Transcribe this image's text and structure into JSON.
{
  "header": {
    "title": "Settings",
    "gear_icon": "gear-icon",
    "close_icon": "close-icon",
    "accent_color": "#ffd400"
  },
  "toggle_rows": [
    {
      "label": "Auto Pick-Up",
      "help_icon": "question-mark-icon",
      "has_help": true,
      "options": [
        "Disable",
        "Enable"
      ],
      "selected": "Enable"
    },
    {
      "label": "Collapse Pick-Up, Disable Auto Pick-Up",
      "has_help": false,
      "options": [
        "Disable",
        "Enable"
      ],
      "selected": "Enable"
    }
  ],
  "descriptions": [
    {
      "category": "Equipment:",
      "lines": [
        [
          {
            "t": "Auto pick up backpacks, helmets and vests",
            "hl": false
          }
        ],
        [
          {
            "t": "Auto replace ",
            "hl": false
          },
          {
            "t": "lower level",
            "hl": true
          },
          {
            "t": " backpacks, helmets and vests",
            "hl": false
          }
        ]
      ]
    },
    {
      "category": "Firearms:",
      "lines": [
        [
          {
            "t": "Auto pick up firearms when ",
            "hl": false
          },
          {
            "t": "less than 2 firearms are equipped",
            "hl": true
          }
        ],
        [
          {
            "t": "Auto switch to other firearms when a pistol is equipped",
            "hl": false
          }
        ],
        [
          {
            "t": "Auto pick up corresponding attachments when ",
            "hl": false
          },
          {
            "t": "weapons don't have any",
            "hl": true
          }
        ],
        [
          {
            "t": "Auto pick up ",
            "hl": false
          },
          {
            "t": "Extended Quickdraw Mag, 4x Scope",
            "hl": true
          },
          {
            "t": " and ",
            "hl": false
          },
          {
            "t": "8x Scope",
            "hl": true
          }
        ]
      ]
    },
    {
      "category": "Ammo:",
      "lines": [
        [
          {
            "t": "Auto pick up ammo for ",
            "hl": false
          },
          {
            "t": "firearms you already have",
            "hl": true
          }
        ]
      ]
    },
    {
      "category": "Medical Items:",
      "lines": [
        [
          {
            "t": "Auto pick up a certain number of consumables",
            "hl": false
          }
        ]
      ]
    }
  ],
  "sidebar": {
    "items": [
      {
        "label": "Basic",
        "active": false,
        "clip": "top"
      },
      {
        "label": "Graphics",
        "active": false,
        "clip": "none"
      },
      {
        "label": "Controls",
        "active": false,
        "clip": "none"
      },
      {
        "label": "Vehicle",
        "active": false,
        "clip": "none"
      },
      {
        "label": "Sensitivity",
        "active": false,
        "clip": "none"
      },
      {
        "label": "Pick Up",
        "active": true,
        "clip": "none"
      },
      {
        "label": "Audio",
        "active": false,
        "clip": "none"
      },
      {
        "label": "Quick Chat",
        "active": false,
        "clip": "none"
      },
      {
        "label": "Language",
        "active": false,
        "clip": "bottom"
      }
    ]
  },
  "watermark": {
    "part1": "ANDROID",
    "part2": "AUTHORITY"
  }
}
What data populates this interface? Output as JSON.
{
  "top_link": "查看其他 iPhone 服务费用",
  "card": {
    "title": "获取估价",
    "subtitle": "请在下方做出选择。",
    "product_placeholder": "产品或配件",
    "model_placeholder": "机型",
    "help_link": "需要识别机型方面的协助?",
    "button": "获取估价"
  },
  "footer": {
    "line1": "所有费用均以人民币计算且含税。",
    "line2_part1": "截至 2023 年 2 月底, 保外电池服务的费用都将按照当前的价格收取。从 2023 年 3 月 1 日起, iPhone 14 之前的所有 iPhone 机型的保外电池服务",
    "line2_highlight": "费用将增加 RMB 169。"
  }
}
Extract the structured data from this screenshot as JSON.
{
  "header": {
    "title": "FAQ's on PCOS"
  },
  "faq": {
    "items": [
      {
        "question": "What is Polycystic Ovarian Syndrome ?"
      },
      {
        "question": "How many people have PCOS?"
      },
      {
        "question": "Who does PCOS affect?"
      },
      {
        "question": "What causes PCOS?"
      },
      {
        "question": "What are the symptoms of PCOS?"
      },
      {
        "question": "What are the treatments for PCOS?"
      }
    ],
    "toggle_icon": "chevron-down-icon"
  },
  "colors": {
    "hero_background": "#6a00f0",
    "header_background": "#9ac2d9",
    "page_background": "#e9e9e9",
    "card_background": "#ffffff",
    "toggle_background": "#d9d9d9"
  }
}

Set problem: Each line must be given again exactly as written above.

Finished task:
Transcribe this image's text and structure into JSON.
{
  "header": {
    "title": "Settings",
    "gear_icon": "gear-icon",
    "close_icon": "close-icon",
    "accent_color": "#ffd400"
  },
  "toggle_rows": [
    {
      "label": "Auto Pick-Up",
      "help_icon": "question-mark-icon",
      "has_help": true,
      "options": [
        "Disable",
        "Enable"
      ],
      "selected": "Enable"
    },
    {
      "label": "Collapse Pick-Up, Disable Auto Pick-Up",
      "has_help": false,
      "options": [
        "Disable",
        "Enable"
      ],
      "selected": "Enable"
    }
  ],
  "descriptions": [
    {
      "category": "Equipment:",
      "lines": [
        [
          {
            "t": "Auto pick up backpacks, helmets and vests",
            "hl": false
          }
        ],
        [
          {
            "t": "Auto replace ",
            "hl": false
          },
          {
            "t": "lower level",
            "hl": true
          },
          {
            "t": " backpacks, helmets and vests",
            "hl": false
          }
        ]
      ]
    },
    {
      "category": "Firearms:",
      "lines": [
        [
          {
            "t": "Auto pick up firearms when ",
            "hl": false
          },
          {
            "t": "less than 2 firearms are equipped",
            "hl": true
          }
        ],
        [
          {
            "t": "Auto switch to other firearms when a pistol is equipped",
            "hl": false
          }
        ],
        [
          {
            "t": "Auto pick up corresponding attachments when ",
            "hl": false
          },
          {
            "t": "weapons don't have any",
            "hl": true
          }
        ],
        [
          {
            "t": "Auto pick up ",
            "hl": false
          },
          {
            "t": "Extended Quickdraw Mag, 4x Scope",
            "hl": true
          },
          {
            "t": " and ",
            "hl": false
          },
          {
            "t": "8x Scope",
            "hl": true
          }
        ]
      ]
    },
    {
      "category": "Ammo:",
      "lines": [
        [
          {
            "t": "Auto pick up ammo for ",
            "hl": false
          },
          {
            "t": "firearms you already have",
            "hl": true
          }
        ]
      ]
    },
    {
      "category": "Medical Items:",
      "lines": [
        [
          {
            "t": "Auto pick up a certain number of consumables",
            "hl": false
          }
        ]
      ]
    }
  ],
  "sidebar": {
    "items": [
      {
        "label": "Basic",
        "active": false,
        "clip": "top"
      },
      {
        "label": "Graphics",
        "active": false,
        "clip": "none"
      },
      {
        "label": "Controls",
        "active": false,
        "clip": "none"
      },
      {
        "label": "Vehicle",
        "active": false,
        "clip": "none"
      },
      {
        "label": "Sensitivity",
        "active": false,
        "clip": "none"
      },
      {
        "label": "Pick Up",
        "active": true,
        "clip": "none"
      },
      {
        "label": "Audio",
        "active": false,
        "clip": "none"
      },
      {
        "label": "Quick Chat",
        "active": false,
        "clip": "none"
      },
      {
        "label": "Language",
        "active": false,
        "clip": "bottom"
      }
    ]
  },
  "watermark": {
    "part1": "ANDROID",
    "part2": "AUTHORITY"
  }
}
What data populates this interface? Output as JSON.
{
  "top_link": "查看其他 iPhone 服务费用",
  "card": {
    "title": "获取估价",
    "subtitle": "请在下方做出选择。",
    "product_placeholder": "产品或配件",
    "model_placeholder": "机型",
    "help_link": "需要识别机型方面的协助?",
    "button": "获取估价"
  },
  "footer": {
    "line1": "所有费用均以人民币计算且含税。",
    "line2_part1": "截至 2023 年 2 月底, 保外电池服务的费用都将按照当前的价格收取。从 2023 年 3 月 1 日起, iPhone 14 之前的所有 iPhone 机型的保外电池服务",
    "line2_highlight": "费用将增加 RMB 169。"
  }
}
Extract the structured data from this screenshot as JSON.
{
  "header": {
    "title": "FAQ's on PCOS"
  },
  "faq": {
    "items": [
      {
        "question": "What is Polycystic Ovarian Syndrome ?"
      },
      {
        "question": "How many people have PCOS?"
      },
      {
        "question": "Who does PCOS affect?"
      },
      {
        "question": "What causes PCOS?"
      },
      {
        "question": "What are the symptoms of PCOS?"
      },
      {
        "question": "What are the treatments for PCOS?"
      }
    ],
    "toggle_icon": "chevron-down-icon"
  },
  "colors": {
    "hero_background": "#6a00f0",
    "header_background": "#9ac2d9",
    "page_background": "#e9e9e9",
    "card_background": "#ffffff",
    "toggle_background": "#d9d9d9"
  }
}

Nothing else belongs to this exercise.